Given problem: Please copy each of the rows below verbatim, line by line, in their original order.
============================================================
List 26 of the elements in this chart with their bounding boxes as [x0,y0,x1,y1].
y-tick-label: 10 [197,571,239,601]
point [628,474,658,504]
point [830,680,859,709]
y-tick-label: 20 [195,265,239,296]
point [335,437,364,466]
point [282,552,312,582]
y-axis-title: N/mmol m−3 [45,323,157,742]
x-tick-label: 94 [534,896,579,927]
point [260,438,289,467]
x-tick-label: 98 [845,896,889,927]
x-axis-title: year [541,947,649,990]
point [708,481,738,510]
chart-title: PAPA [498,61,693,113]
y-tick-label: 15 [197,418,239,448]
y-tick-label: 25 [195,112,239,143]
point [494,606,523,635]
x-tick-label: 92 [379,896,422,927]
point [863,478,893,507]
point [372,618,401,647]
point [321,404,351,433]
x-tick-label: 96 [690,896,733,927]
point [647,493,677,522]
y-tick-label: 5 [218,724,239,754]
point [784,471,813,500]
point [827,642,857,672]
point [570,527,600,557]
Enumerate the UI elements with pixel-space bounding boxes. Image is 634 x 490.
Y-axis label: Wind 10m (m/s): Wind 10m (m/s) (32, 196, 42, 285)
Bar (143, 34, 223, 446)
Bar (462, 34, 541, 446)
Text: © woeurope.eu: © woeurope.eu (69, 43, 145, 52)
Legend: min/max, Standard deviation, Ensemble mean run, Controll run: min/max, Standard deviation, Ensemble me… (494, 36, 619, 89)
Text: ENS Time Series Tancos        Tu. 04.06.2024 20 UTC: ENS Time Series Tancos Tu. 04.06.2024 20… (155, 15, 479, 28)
============================================================
The completed task:
List 26 of the elements in this chart with their bounding boxes as [x0,y0,x1,y1].
y-tick-label: 10 [197,571,239,601]
point [628,474,658,504]
point [830,680,859,709]
y-tick-label: 20 [195,265,239,296]
point [335,437,364,466]
point [282,552,312,582]
y-axis-title: N/mmol m−3 [45,323,157,742]
x-tick-label: 94 [534,896,579,927]
point [260,438,289,467]
x-tick-label: 98 [845,896,889,927]
x-axis-title: year [541,947,649,990]
point [708,481,738,510]
chart-title: PAPA [498,61,693,113]
y-tick-label: 15 [197,418,239,448]
y-tick-label: 25 [195,112,239,143]
point [494,606,523,635]
x-tick-label: 92 [379,896,422,927]
point [863,478,893,507]
point [372,618,401,647]
point [321,404,351,433]
x-tick-label: 96 [690,896,733,927]
point [647,493,677,522]
y-tick-label: 5 [218,724,239,754]
point [784,471,813,500]
point [827,642,857,672]
point [570,527,600,557]
Enumerate the UI elements with pixel-space bounding boxes. Image is 634 x 490.
Y-axis label: Wind 10m (m/s): Wind 10m (m/s) (32, 196, 42, 285)
Bar (143, 34, 223, 446)
Bar (462, 34, 541, 446)
Text: © woeurope.eu: © woeurope.eu (69, 43, 145, 52)
Legend: min/max, Standard deviation, Ensemble mean run, Controll run: min/max, Standard deviation, Ensemble me… (494, 36, 619, 89)
Text: ENS Time Series Tancos        Tu. 04.06.2024 20 UTC: ENS Time Series Tancos Tu. 04.06.2024 20… (155, 15, 479, 28)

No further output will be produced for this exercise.